— begin DATA —
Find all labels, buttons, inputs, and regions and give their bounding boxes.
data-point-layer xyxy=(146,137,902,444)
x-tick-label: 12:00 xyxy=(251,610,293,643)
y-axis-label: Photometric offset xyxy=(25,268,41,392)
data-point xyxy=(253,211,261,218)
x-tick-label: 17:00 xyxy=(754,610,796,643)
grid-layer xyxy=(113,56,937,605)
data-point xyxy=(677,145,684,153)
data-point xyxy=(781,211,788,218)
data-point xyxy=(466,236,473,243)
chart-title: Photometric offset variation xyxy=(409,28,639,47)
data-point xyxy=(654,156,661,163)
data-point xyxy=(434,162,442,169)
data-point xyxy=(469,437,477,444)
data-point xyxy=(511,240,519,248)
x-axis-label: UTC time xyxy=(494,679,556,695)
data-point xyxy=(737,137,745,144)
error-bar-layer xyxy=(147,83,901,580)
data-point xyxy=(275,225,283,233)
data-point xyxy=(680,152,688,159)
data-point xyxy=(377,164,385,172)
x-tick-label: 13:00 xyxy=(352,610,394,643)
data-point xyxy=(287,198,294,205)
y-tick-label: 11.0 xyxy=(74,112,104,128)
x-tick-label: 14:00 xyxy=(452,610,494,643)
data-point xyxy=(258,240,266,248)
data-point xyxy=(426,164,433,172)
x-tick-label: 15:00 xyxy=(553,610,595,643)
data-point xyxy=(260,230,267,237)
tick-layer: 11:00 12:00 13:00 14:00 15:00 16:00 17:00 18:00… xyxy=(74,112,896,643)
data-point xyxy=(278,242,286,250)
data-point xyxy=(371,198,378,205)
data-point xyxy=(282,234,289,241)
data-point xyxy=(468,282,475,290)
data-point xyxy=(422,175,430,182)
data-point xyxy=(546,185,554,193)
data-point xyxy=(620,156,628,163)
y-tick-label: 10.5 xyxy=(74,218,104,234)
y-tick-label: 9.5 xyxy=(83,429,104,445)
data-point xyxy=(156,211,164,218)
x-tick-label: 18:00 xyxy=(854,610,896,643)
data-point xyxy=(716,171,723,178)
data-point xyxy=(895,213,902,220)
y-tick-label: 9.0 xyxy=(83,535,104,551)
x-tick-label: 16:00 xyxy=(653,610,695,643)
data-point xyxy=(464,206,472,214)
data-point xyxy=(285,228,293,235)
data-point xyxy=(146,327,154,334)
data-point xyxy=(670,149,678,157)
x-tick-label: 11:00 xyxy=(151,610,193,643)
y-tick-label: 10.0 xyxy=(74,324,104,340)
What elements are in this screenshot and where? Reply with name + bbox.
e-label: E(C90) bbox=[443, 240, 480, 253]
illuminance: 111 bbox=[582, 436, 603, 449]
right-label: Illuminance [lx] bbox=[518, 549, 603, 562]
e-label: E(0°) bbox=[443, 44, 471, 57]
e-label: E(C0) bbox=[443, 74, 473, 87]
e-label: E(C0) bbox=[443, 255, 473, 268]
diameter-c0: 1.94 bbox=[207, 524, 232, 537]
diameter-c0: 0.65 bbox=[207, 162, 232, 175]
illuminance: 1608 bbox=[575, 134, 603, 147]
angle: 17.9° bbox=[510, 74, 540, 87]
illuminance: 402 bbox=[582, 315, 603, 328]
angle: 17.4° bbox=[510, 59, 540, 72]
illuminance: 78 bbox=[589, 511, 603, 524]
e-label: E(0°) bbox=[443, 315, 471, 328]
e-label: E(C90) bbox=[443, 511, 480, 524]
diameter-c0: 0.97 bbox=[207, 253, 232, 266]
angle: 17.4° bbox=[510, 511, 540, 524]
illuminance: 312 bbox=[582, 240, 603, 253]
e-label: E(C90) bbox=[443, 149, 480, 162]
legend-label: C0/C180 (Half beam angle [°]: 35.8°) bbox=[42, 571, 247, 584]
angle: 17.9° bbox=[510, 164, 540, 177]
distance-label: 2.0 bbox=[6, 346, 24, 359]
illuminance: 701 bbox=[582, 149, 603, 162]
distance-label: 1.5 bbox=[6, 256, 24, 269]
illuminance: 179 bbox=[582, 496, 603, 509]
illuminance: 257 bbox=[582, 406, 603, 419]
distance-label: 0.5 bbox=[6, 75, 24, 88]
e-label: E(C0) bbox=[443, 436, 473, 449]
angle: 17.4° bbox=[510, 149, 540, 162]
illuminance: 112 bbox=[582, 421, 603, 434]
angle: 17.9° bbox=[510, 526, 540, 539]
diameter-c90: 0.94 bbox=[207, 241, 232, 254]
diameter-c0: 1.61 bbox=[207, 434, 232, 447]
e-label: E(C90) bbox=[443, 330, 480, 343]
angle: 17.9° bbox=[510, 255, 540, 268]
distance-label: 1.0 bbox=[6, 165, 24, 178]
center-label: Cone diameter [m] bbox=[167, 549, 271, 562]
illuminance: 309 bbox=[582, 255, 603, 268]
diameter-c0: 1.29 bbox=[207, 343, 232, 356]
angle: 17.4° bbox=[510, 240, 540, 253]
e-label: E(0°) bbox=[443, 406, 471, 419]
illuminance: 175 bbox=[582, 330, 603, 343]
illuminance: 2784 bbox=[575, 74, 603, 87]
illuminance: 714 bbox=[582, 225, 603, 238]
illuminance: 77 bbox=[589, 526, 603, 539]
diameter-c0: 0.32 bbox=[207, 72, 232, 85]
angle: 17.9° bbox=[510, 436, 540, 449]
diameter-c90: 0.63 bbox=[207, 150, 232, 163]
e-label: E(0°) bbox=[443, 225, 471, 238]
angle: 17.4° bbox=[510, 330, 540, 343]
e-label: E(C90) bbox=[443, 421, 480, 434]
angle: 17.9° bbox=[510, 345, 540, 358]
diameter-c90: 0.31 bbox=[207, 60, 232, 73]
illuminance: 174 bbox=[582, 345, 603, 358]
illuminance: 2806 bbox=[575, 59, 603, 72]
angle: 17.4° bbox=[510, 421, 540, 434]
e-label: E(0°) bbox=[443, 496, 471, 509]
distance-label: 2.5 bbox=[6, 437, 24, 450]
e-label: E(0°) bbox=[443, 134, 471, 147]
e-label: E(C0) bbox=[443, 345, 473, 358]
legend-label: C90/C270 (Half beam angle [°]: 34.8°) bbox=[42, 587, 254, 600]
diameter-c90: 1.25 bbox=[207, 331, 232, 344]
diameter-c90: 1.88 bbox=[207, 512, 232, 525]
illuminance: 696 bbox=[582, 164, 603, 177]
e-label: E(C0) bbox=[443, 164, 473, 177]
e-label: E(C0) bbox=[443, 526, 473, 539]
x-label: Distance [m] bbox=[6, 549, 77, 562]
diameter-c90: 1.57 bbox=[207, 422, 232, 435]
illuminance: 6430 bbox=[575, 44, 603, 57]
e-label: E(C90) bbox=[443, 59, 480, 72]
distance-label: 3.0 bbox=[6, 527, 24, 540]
— end DATA —
Can you rewrite every line of the items above as a Markdown table with the columns Row and Text, numbering the rows and leaving out blank lines?

| Row | Text |
|---|---|
| 1 | Find all labels, buttons, inputs, and regions and give their bounding boxes. |
| 2 | data-point-layer xyxy=(146,137,902,444) |
| 3 | x-tick-label: 12:00 xyxy=(251,610,293,643) |
| 4 | y-axis-label: Photometric offset xyxy=(25,268,41,392) |
| 5 | data-point xyxy=(253,211,261,218) |
| 6 | x-tick-label: 17:00 xyxy=(754,610,796,643) |
| 7 | grid-layer xyxy=(113,56,937,605) |
| 8 | data-point xyxy=(677,145,684,153) |
| 9 | data-point xyxy=(781,211,788,218) |
| 10 | data-point xyxy=(466,236,473,243) |
| 11 | chart-title: Photometric offset variation xyxy=(409,28,639,47) |
| 12 | data-point xyxy=(654,156,661,163) |
| 13 | data-point xyxy=(434,162,442,169) |
| 14 | data-point xyxy=(469,437,477,444) |
| 15 | data-point xyxy=(511,240,519,248) |
| 16 | x-axis-label: UTC time xyxy=(494,679,556,695) |
| 17 | data-point xyxy=(737,137,745,144) |
| 18 | error-bar-layer xyxy=(147,83,901,580) |
| 19 | data-point xyxy=(275,225,283,233) |
| 20 | data-point xyxy=(680,152,688,159) |
| 21 | data-point xyxy=(377,164,385,172) |
| 22 | x-tick-label: 13:00 xyxy=(352,610,394,643) |
| 23 | data-point xyxy=(287,198,294,205) |
| 24 | y-tick-label: 11.0 xyxy=(74,112,104,128) |
| 25 | x-tick-label: 14:00 xyxy=(452,610,494,643) |
| 26 | data-point xyxy=(258,240,266,248) |
| 27 | data-point xyxy=(426,164,433,172) |
| 28 | x-tick-label: 15:00 xyxy=(553,610,595,643) |
| 29 | data-point xyxy=(260,230,267,237) |
| 30 | tick-layer: 11:00 12:00 13:00 14:00 15:00 16:00 17:00 18:00… xyxy=(74,112,896,643) |
| 31 | data-point xyxy=(278,242,286,250) |
| 32 | data-point xyxy=(371,198,378,205) |
| 33 | data-point xyxy=(282,234,289,241) |
| 34 | data-point xyxy=(468,282,475,290) |
| 35 | data-point xyxy=(422,175,430,182) |
| 36 | data-point xyxy=(546,185,554,193) |
| 37 | data-point xyxy=(620,156,628,163) |
| 38 | y-tick-label: 10.5 xyxy=(74,218,104,234) |
| 39 | y-tick-label: 9.5 xyxy=(83,429,104,445) |
| 40 | data-point xyxy=(156,211,164,218) |
| 41 | x-tick-label: 18:00 xyxy=(854,610,896,643) |
| 42 | data-point xyxy=(716,171,723,178) |
| 43 | data-point xyxy=(895,213,902,220) |
| 44 | y-tick-label: 9.0 xyxy=(83,535,104,551) |
| 45 | x-tick-label: 16:00 xyxy=(653,610,695,643) |
| 46 | data-point xyxy=(464,206,472,214) |
| 47 | data-point xyxy=(285,228,293,235) |
| 48 | data-point xyxy=(146,327,154,334) |
| 49 | data-point xyxy=(670,149,678,157) |
| 50 | x-tick-label: 11:00 xyxy=(151,610,193,643) |
| 51 | y-tick-label: 10.0 xyxy=(74,324,104,340) |
| 52 | What elements are in this screenshot and where? Reply with name + bbox. |
| 53 | e-label: E(C90) bbox=[443, 240, 480, 253] |
| 54 | illuminance: 111 bbox=[582, 436, 603, 449] |
| 55 | right-label: Illuminance [lx] bbox=[518, 549, 603, 562] |
| 56 | e-label: E(0°) bbox=[443, 44, 471, 57] |
| 57 | e-label: E(C0) bbox=[443, 74, 473, 87] |
| 58 | e-label: E(C0) bbox=[443, 255, 473, 268] |
| 59 | diameter-c0: 1.94 bbox=[207, 524, 232, 537] |
| 60 | diameter-c0: 0.65 bbox=[207, 162, 232, 175] |
| 61 | illuminance: 1608 bbox=[575, 134, 603, 147] |
| 62 | angle: 17.9° bbox=[510, 74, 540, 87] |
| 63 | illuminance: 402 bbox=[582, 315, 603, 328] |
| 64 | angle: 17.4° bbox=[510, 59, 540, 72] |
| 65 | illuminance: 78 bbox=[589, 511, 603, 524] |
| 66 | e-label: E(0°) bbox=[443, 315, 471, 328] |
| 67 | e-label: E(C90) bbox=[443, 511, 480, 524] |
| 68 | diameter-c0: 0.97 bbox=[207, 253, 232, 266] |
| 69 | angle: 17.4° bbox=[510, 511, 540, 524] |
| 70 | illuminance: 312 bbox=[582, 240, 603, 253] |
| 71 | e-label: E(C90) bbox=[443, 149, 480, 162] |
| 72 | legend-label: C0/C180 (Half beam angle [°]: 35.8°) bbox=[42, 571, 247, 584] |
| 73 | angle: 17.9° bbox=[510, 164, 540, 177] |
| 74 | distance-label: 2.0 bbox=[6, 346, 24, 359] |
| 75 | illuminance: 701 bbox=[582, 149, 603, 162] |
| 76 | distance-label: 1.5 bbox=[6, 256, 24, 269] |
| 77 | illuminance: 179 bbox=[582, 496, 603, 509] |
| 78 | illuminance: 257 bbox=[582, 406, 603, 419] |
| 79 | distance-label: 0.5 bbox=[6, 75, 24, 88] |
| 80 | e-label: E(C0) bbox=[443, 436, 473, 449] |
| 81 | angle: 17.4° bbox=[510, 149, 540, 162] |
| 82 | illuminance: 112 bbox=[582, 421, 603, 434] |
| 83 | angle: 17.9° bbox=[510, 526, 540, 539] |
| 84 | diameter-c90: 0.94 bbox=[207, 241, 232, 254] |
| 85 | diameter-c0: 1.61 bbox=[207, 434, 232, 447] |
| 86 | e-label: E(C90) bbox=[443, 330, 480, 343] |
| 87 | angle: 17.9° bbox=[510, 255, 540, 268] |
| 88 | distance-label: 1.0 bbox=[6, 165, 24, 178] |
| 89 | center-label: Cone diameter [m] bbox=[167, 549, 271, 562] |
| 90 | illuminance: 309 bbox=[582, 255, 603, 268] |
| 91 | diameter-c0: 1.29 bbox=[207, 343, 232, 356] |
| 92 | angle: 17.4° bbox=[510, 240, 540, 253] |
| 93 | e-label: E(0°) bbox=[443, 406, 471, 419] |
| 94 | illuminance: 175 bbox=[582, 330, 603, 343] |
| 95 | illuminance: 2784 bbox=[575, 74, 603, 87] |
| 96 | illuminance: 714 bbox=[582, 225, 603, 238] |
| 97 | illuminance: 77 bbox=[589, 526, 603, 539] |
| 98 | diameter-c0: 0.32 bbox=[207, 72, 232, 85] |
| 99 | angle: 17.9° bbox=[510, 436, 540, 449] |
| 100 | diameter-c90: 0.63 bbox=[207, 150, 232, 163] |
| 101 | e-label: E(0°) bbox=[443, 225, 471, 238] |
| 102 | angle: 17.4° bbox=[510, 330, 540, 343] |
| 103 | e-label: E(C90) bbox=[443, 421, 480, 434] |
| 104 | angle: 17.9° bbox=[510, 345, 540, 358] |
| 105 | diameter-c90: 0.31 bbox=[207, 60, 232, 73] |
| 106 | illuminance: 174 bbox=[582, 345, 603, 358] |
| 107 | illuminance: 2806 bbox=[575, 59, 603, 72] |
| 108 | angle: 17.4° bbox=[510, 421, 540, 434] |
| 109 | e-label: E(0°) bbox=[443, 496, 471, 509] |
| 110 | distance-label: 2.5 bbox=[6, 437, 24, 450] |
| 111 | e-label: E(0°) bbox=[443, 134, 471, 147] |
| 112 | e-label: E(C0) bbox=[443, 345, 473, 358] |
| 113 | legend-label: C90/C270 (Half beam angle [°]: 34.8°) bbox=[42, 587, 254, 600] |
| 114 | diameter-c90: 1.25 bbox=[207, 331, 232, 344] |
| 115 | diameter-c90: 1.88 bbox=[207, 512, 232, 525] |
| 116 | illuminance: 696 bbox=[582, 164, 603, 177] |
| 117 | e-label: E(C0) bbox=[443, 164, 473, 177] |
| 118 | e-label: E(C0) bbox=[443, 526, 473, 539] |
| 119 | x-label: Distance [m] bbox=[6, 549, 77, 562] |
| 120 | diameter-c90: 1.57 bbox=[207, 422, 232, 435] |
| 121 | illuminance: 6430 bbox=[575, 44, 603, 57] |
| 122 | e-label: E(C90) bbox=[443, 59, 480, 72] |
| 123 | distance-label: 3.0 bbox=[6, 527, 24, 540] |